Work to complete => Arrange the lines as a numbered list, leaving out any blank lines, starting with the line containing "- button[interactable]: 国信证券股份有限公司浙江互联: [0, 526, 750, 654]" and going on through the line containing "- staticText: 机构专用: [28, 1025, 188, 1074]".

┌──

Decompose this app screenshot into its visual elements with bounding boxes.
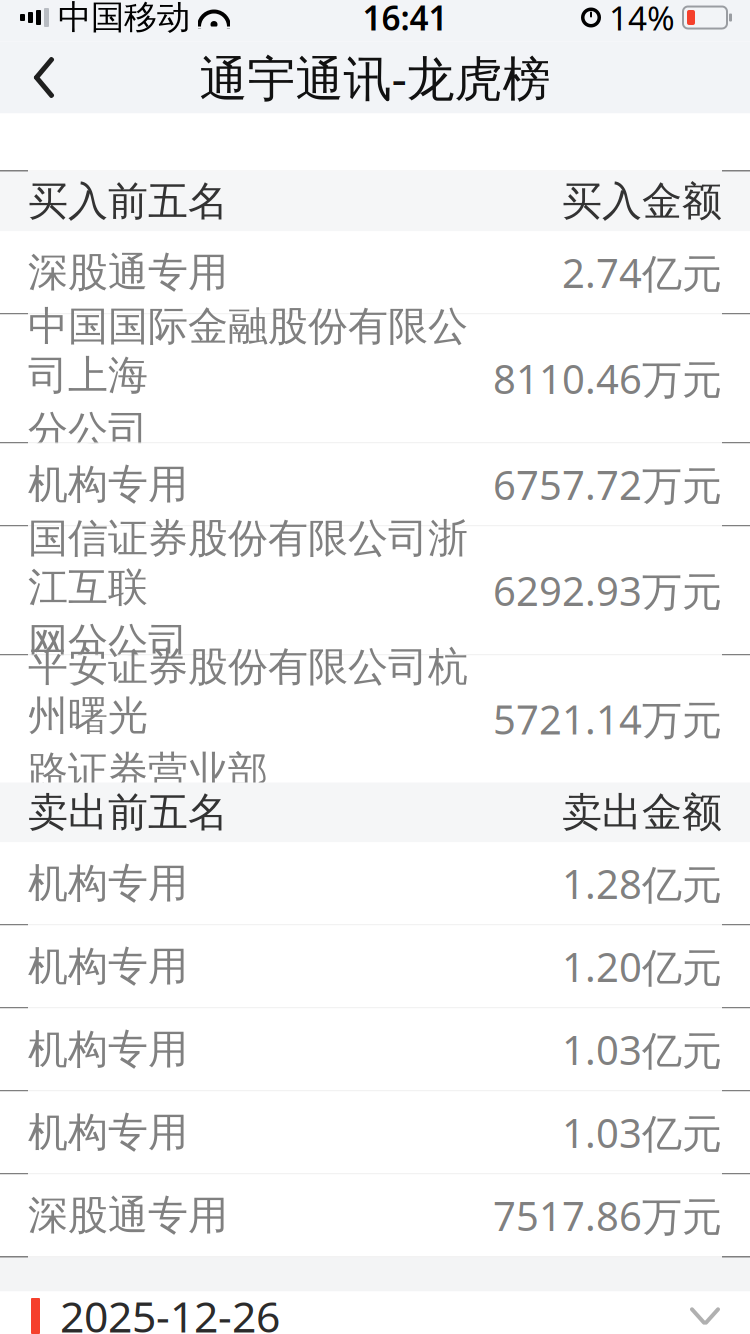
- button[interactable]: 国信证券股份有限公司浙江互联: [0, 526, 750, 654]
- button[interactable]: 平安证券股份有限公司杭州曙光: [0, 656, 750, 782]
- staticText: 深股通专用: [28, 248, 228, 297]
- staticText: 7517.86万元: [493, 1189, 722, 1242]
- staticText: 机构专用: [28, 942, 188, 991]
- staticText: 路证券营业部: [28, 747, 268, 796]
- button[interactable]: 机构专用: [0, 842, 750, 924]
- button[interactable]: 机构专用: [0, 926, 750, 1008]
- staticText: 1.03亿元: [562, 1023, 722, 1076]
- staticText: 16:41: [362, 0, 448, 40]
- staticText: 深股通专用: [28, 1191, 228, 1240]
- button[interactable]: 机构专用: [0, 444, 750, 526]
- staticText: 分公司: [28, 406, 148, 455]
- button[interactable]: 深股通专用: [0, 232, 750, 314]
- staticText: 通宇通讯-龙虎榜: [200, 46, 550, 109]
- staticText: 1.28亿元: [562, 857, 722, 910]
- staticText: 中国国际金融股份有限公司上海: [28, 302, 468, 400]
- staticText: 卖出前五名: [28, 788, 228, 837]
- staticText: 机构专用: [28, 1025, 188, 1074]
- button[interactable]: 返回: [9, 42, 79, 114]
- button[interactable]: 中国国际金融股份有限公司上海: [0, 314, 750, 442]
- button[interactable]: 机构专用: [0, 1008, 750, 1090]
- staticText: 买入金额: [562, 177, 722, 226]
- staticText: 机构专用: [28, 1108, 188, 1157]
- staticText: 1.20亿元: [562, 940, 722, 993]
- staticText: 14%: [609, 0, 675, 40]
- staticText: 中国移动: [58, 0, 190, 38]
- staticText: 卖出金额: [562, 788, 722, 837]
- staticText: 网分公司: [28, 618, 188, 667]
- staticText: 国信证券股份有限公司浙江互联: [28, 514, 468, 612]
- staticText: 机构专用: [28, 460, 188, 509]
- button[interactable]: 机构专用: [0, 1092, 750, 1174]
- staticText: 平安证券股份有限公司杭州曙光: [28, 642, 468, 741]
- staticText: 买入前五名: [28, 177, 228, 226]
- staticText: 6757.72万元: [493, 458, 722, 511]
- staticText: 8110.46万元: [493, 352, 722, 405]
- staticText: 1.03亿元: [562, 1106, 722, 1159]
- button[interactable]: 深股通专用: [0, 1174, 750, 1256]
- staticText: 6292.93万元: [493, 564, 722, 617]
- staticText: 2025-12-26: [60, 1288, 280, 1334]
- staticText: 5721.14万元: [493, 692, 722, 746]
- staticText: 2.74亿元: [562, 246, 722, 299]
- staticText: 机构专用: [28, 859, 188, 908]
- button[interactable]: 日期 2025-12-26: [0, 1292, 750, 1334]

└──

Result for this task =>
1. - button[interactable]: 国信证券股份有限公司浙江互联: [0, 526, 750, 654]
2. - button[interactable]: 平安证券股份有限公司杭州曙光: [0, 656, 750, 782]
3. - staticText: 深股通专用: [28, 248, 228, 297]
4. - staticText: 7517.86万元: [493, 1189, 722, 1242]
5. - staticText: 机构专用: [28, 942, 188, 991]
6. - staticText: 路证券营业部: [28, 747, 268, 796]
7. - button[interactable]: 机构专用: [0, 842, 750, 924]
8. - button[interactable]: 机构专用: [0, 926, 750, 1008]
9. - staticText: 1.03亿元: [562, 1023, 722, 1076]
10. - staticText: 16:41: [362, 0, 448, 40]
11. - staticText: 深股通专用: [28, 1191, 228, 1240]
12. - button[interactable]: 机构专用: [0, 444, 750, 526]
13. - staticText: 分公司: [28, 406, 148, 455]
14. - button[interactable]: 深股通专用: [0, 232, 750, 314]
15. - staticText: 通宇通讯-龙虎榜: [200, 46, 550, 109]
16. - staticText: 1.28亿元: [562, 857, 722, 910]
17. - staticText: 中国国际金融股份有限公司上海: [28, 302, 468, 400]
18. - staticText: 卖出前五名: [28, 788, 228, 837]
19. - staticText: 机构专用: [28, 1025, 188, 1074]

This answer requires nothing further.